Element and region listings –
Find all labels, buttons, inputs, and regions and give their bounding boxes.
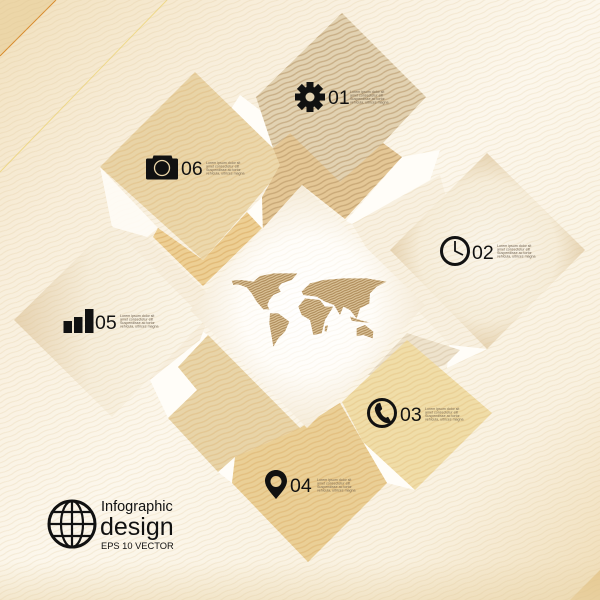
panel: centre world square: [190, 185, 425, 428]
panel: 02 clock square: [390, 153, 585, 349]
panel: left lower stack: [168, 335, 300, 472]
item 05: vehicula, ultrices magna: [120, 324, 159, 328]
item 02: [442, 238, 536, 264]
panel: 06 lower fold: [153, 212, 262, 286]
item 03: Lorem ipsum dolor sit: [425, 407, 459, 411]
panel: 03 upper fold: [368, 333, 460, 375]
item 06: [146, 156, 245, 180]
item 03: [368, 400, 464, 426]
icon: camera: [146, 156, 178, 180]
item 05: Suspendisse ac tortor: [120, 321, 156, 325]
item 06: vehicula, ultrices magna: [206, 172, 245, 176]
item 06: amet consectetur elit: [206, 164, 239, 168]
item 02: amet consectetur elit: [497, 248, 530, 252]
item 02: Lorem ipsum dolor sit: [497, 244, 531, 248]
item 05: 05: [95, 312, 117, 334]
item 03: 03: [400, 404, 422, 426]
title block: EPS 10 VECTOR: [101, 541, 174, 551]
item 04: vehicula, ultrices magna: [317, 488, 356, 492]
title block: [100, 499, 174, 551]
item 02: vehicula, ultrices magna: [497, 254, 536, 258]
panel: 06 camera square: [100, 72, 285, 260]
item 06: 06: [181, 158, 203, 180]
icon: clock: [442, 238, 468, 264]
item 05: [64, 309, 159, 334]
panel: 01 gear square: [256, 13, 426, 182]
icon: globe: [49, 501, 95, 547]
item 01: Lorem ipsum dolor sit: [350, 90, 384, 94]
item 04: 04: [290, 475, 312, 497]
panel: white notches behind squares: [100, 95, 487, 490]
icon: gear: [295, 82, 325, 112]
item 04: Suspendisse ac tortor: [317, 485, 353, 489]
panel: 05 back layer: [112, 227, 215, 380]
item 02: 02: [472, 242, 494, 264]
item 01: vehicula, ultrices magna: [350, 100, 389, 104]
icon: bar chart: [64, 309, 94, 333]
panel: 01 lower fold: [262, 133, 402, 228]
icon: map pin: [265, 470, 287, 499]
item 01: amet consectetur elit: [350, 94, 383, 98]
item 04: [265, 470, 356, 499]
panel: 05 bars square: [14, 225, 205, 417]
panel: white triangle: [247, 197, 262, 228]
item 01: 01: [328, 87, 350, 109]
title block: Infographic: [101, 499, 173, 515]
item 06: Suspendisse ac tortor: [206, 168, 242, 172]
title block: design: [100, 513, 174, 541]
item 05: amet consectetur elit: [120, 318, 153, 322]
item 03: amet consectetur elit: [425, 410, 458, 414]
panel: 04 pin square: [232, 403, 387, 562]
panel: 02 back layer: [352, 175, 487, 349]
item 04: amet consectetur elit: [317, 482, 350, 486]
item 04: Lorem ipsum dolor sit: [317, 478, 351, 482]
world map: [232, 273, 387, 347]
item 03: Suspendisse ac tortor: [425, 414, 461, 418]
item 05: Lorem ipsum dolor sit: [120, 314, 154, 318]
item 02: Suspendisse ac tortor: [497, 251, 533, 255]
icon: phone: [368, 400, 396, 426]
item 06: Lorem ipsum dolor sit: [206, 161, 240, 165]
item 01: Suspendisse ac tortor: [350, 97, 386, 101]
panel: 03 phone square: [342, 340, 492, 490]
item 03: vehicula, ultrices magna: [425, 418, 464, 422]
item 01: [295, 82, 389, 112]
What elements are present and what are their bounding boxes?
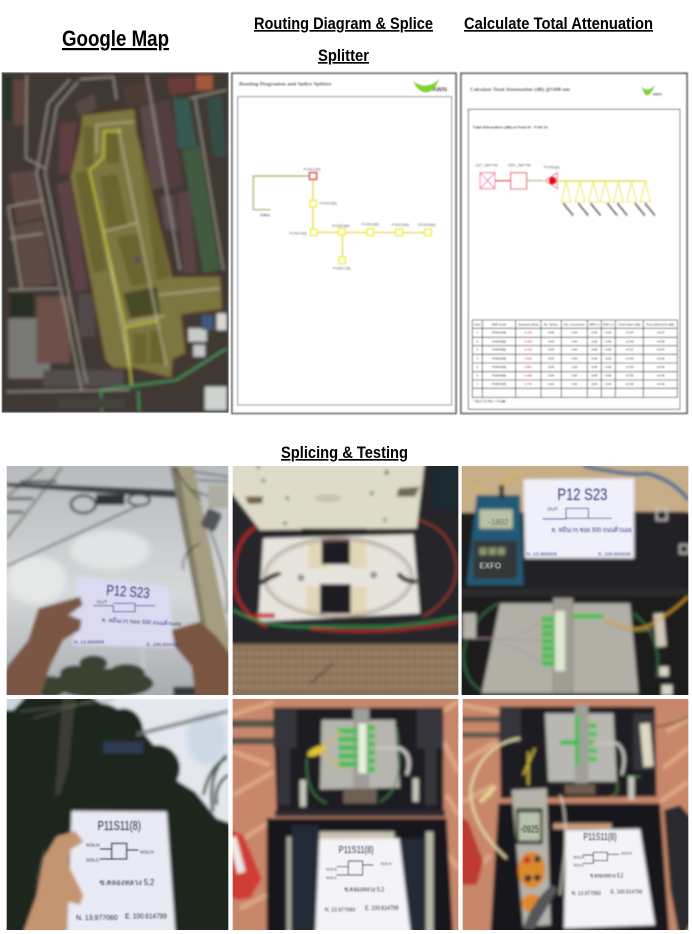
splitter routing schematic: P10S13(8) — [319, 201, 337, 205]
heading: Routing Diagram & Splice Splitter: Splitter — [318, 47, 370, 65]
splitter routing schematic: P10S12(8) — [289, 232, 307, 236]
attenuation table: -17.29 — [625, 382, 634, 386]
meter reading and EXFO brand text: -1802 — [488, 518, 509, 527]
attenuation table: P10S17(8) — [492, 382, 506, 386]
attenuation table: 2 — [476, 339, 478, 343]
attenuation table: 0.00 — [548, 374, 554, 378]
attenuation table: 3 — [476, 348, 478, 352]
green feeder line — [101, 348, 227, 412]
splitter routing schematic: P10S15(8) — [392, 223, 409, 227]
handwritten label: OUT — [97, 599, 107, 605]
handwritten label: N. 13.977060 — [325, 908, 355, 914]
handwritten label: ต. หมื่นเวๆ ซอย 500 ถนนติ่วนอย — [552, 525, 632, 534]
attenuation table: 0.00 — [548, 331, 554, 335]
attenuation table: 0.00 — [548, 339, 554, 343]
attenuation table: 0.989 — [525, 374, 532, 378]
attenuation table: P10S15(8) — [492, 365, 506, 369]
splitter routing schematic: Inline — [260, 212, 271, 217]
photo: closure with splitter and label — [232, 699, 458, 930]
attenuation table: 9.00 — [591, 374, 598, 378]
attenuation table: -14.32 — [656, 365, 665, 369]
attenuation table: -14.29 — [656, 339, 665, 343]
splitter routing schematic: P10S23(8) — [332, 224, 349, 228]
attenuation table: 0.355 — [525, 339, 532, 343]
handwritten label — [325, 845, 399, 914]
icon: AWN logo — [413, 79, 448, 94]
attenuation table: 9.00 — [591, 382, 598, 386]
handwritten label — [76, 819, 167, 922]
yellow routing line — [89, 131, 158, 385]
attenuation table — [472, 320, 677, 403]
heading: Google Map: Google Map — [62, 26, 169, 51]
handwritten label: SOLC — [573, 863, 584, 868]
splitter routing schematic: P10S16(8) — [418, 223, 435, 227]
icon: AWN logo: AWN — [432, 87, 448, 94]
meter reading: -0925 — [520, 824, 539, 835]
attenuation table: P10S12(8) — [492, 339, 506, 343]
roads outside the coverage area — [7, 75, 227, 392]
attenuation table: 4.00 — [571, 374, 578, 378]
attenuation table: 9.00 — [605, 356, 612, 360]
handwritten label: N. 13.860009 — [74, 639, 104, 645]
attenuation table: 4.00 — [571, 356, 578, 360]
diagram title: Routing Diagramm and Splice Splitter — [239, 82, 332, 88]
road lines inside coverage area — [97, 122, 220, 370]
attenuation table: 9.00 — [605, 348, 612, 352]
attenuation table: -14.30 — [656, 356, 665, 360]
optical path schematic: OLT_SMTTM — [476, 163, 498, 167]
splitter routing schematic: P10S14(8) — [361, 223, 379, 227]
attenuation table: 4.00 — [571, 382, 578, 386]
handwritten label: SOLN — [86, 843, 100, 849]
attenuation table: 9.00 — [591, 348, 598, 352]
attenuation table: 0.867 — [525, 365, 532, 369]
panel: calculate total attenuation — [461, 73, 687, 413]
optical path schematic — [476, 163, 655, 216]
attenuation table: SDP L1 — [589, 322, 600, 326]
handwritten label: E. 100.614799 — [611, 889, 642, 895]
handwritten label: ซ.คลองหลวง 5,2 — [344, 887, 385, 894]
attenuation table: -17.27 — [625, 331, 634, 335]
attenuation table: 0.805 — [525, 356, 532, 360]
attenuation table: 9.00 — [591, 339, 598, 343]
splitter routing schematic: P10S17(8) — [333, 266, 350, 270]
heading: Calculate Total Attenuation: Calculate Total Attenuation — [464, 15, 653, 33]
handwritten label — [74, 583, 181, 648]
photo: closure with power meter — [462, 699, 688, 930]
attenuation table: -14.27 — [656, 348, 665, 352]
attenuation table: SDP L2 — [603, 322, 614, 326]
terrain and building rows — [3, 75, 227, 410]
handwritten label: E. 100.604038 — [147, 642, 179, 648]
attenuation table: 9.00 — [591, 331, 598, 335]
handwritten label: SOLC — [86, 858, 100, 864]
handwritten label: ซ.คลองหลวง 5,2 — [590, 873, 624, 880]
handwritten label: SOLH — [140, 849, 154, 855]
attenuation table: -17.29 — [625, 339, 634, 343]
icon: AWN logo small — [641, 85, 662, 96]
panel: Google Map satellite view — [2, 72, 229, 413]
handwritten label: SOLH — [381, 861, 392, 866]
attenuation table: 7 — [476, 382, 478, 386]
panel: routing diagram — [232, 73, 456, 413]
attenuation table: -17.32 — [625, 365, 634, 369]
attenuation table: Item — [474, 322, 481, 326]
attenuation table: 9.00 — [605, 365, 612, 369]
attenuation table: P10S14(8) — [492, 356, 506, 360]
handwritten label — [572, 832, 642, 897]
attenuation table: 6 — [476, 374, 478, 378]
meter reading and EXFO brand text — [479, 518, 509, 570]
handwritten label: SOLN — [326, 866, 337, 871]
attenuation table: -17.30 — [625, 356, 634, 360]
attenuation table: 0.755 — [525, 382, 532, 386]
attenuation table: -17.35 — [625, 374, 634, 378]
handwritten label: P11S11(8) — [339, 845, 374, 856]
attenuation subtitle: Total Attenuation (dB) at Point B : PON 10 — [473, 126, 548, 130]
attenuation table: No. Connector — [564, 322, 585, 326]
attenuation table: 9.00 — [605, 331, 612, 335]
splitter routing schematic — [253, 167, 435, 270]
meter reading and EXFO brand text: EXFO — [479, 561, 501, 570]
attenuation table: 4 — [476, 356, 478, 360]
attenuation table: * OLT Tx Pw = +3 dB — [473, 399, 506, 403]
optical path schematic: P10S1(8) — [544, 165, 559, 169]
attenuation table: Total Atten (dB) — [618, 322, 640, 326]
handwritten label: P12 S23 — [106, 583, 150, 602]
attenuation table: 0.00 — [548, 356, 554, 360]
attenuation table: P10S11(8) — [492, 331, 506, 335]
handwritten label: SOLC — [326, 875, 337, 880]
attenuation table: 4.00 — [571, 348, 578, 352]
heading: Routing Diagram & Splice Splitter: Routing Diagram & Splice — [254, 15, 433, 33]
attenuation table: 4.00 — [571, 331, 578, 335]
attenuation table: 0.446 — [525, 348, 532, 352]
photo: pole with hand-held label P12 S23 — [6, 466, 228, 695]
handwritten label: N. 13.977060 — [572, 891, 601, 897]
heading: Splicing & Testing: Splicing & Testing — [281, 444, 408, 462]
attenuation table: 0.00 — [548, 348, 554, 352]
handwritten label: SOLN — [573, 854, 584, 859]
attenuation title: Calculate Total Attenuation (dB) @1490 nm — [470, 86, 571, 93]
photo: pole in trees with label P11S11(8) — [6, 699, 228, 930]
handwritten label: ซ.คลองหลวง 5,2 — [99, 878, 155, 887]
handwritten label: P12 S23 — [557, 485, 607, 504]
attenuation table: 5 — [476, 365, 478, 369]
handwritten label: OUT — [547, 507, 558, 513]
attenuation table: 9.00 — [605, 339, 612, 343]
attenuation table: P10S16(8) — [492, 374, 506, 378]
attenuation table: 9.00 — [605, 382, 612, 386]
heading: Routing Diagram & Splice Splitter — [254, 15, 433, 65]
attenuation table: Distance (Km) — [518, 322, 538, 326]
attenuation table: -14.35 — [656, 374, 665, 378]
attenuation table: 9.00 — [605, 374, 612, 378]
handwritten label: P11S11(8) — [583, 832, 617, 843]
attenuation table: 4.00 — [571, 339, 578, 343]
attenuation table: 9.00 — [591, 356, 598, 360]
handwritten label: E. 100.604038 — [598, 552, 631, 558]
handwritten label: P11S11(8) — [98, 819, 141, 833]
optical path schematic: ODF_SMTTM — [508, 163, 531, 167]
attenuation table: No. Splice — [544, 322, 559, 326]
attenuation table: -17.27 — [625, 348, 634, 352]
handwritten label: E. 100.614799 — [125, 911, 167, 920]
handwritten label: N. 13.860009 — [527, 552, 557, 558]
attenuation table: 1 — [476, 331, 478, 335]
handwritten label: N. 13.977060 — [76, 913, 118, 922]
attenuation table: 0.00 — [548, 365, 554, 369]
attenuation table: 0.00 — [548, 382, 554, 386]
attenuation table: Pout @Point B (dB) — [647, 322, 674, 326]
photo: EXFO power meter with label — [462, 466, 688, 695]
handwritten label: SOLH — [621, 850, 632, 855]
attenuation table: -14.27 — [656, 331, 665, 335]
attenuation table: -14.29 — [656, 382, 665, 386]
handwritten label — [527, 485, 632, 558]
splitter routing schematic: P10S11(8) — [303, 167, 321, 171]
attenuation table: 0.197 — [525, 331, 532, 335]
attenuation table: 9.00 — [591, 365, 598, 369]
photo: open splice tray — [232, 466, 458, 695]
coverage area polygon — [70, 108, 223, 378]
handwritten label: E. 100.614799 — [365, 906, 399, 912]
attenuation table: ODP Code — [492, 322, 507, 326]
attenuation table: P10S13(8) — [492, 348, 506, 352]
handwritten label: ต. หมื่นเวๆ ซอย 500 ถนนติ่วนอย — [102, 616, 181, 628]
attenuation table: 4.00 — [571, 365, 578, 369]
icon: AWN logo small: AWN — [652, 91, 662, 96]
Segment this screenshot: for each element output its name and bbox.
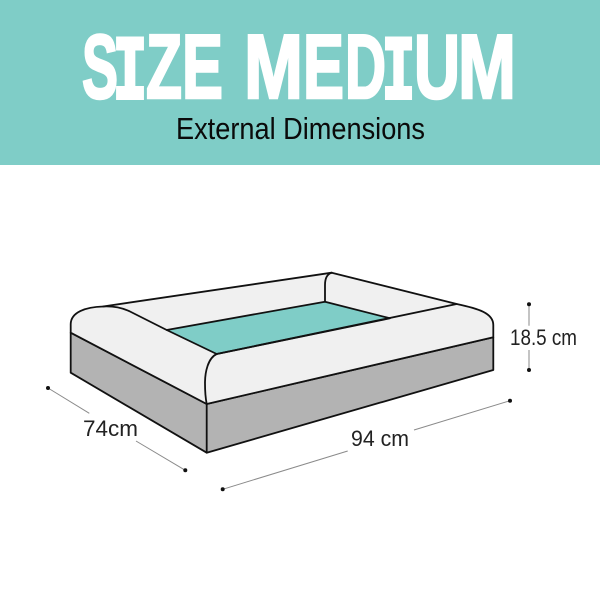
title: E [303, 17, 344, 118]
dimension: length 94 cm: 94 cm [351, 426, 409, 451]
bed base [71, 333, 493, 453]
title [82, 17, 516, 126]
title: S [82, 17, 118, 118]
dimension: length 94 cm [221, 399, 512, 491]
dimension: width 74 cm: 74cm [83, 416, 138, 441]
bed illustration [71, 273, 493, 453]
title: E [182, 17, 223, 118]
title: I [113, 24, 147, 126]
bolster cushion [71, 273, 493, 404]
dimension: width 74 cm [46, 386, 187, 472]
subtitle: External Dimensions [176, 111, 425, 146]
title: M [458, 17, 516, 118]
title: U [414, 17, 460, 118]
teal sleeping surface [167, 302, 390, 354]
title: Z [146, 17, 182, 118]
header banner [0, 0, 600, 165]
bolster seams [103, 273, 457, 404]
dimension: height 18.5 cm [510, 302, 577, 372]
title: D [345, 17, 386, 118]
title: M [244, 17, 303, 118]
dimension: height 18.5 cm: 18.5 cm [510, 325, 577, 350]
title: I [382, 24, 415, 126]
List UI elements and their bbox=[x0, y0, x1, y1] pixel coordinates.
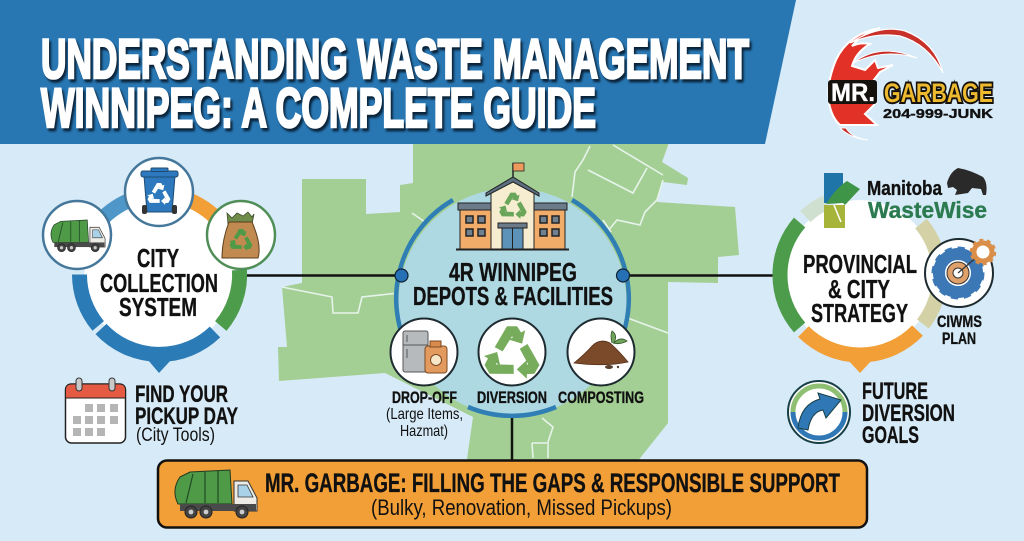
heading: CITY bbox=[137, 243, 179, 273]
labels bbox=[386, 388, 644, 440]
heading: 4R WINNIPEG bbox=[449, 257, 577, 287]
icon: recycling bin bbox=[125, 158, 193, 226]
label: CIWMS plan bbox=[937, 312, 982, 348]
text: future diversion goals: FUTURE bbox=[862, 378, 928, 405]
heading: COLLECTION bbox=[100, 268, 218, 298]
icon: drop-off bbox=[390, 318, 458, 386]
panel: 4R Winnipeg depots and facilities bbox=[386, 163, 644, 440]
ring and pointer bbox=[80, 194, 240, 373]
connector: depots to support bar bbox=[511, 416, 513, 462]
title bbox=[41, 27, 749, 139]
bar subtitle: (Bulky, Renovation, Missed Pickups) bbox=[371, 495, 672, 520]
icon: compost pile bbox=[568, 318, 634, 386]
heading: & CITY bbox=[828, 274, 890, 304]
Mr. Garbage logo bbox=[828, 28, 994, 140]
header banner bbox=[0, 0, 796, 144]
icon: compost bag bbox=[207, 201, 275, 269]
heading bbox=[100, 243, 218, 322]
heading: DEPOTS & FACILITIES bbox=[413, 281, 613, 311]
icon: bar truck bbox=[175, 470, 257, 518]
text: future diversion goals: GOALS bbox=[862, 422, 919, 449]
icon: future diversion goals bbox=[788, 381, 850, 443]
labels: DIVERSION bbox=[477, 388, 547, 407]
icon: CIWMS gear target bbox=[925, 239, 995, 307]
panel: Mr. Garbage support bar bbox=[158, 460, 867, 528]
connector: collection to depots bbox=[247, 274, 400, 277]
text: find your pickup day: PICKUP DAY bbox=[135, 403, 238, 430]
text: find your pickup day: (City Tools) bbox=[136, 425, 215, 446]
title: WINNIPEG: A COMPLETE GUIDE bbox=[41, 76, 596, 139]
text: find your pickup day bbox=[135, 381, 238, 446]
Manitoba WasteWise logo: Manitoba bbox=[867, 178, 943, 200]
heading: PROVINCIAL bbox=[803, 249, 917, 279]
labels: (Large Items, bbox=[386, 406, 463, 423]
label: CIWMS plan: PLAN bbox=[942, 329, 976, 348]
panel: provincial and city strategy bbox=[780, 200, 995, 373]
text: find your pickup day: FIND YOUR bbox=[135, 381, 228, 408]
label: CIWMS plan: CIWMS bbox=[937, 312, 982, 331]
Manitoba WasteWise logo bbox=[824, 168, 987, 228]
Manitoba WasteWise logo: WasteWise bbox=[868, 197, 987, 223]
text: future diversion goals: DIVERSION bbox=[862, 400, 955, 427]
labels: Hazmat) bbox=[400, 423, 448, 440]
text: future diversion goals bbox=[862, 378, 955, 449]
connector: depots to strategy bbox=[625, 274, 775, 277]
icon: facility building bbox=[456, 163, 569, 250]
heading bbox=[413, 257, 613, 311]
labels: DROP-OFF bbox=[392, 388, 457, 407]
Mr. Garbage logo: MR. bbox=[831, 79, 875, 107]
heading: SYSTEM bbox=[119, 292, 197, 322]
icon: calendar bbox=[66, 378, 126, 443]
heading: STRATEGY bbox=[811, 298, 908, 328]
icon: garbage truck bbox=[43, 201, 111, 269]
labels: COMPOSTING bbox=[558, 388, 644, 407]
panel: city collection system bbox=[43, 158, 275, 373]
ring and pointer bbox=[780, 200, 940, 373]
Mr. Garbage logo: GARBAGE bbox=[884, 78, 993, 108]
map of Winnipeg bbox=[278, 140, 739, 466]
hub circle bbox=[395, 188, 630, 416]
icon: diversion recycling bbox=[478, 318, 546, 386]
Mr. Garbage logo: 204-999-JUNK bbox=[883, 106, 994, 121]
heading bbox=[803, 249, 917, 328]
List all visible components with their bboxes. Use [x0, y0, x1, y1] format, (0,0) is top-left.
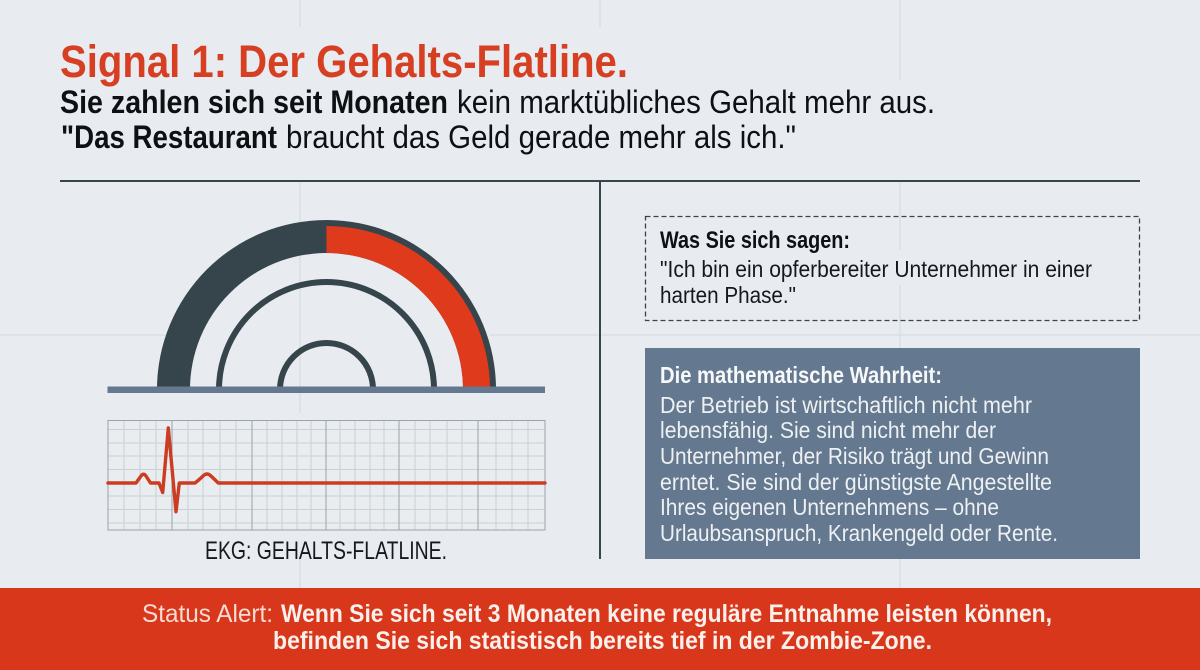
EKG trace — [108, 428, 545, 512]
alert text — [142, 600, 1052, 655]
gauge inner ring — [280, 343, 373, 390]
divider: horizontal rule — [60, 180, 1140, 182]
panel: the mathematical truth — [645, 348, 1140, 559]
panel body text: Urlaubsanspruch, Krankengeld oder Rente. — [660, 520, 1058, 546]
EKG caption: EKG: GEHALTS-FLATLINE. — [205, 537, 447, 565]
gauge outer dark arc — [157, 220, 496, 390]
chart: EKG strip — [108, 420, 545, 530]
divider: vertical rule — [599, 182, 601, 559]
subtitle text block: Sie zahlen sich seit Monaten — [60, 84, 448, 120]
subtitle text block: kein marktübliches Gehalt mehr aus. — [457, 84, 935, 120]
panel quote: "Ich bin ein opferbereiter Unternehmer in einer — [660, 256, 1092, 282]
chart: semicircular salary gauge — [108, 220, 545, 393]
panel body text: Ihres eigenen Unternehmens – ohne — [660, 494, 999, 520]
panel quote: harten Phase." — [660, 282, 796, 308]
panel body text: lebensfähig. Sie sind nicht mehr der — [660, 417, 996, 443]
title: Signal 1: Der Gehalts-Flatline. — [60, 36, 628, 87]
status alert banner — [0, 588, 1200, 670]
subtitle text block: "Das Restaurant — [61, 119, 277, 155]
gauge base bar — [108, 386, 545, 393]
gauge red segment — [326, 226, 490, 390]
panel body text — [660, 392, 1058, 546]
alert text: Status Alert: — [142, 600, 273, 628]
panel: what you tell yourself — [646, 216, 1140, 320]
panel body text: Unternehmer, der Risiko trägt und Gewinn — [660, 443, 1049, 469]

What is being asked –
Render the lines of the records above as a JSON list of strings, one string per line with blank lines omitted. Start at the line containing "panel: centre world" and continue through the line containing "item 05: Suspendisse".

Final answer –
[
  "panel: centre world square: [190, 185, 425, 428]",
  "panel: 02 clock square: [390, 153, 585, 349]",
  "panel: left lower stack: [168, 335, 300, 472]",
  "item 05: vehicula, ultrices magna: [120, 324, 159, 328]",
  "item 02: [442, 238, 536, 264]",
  "panel: 06 lower fold: [153, 212, 262, 286]",
  "item 03: Lorem ipsum dolor sit: [425, 407, 459, 411]",
  "panel: 03 upper fold: [368, 333, 460, 375]",
  "item 06: [146, 156, 245, 180]",
  "item 03: [368, 400, 464, 426]",
  "icon: camera: [146, 156, 178, 180]",
  "item 05: Suspendisse ac tortor: [120, 321, 156, 325]"
]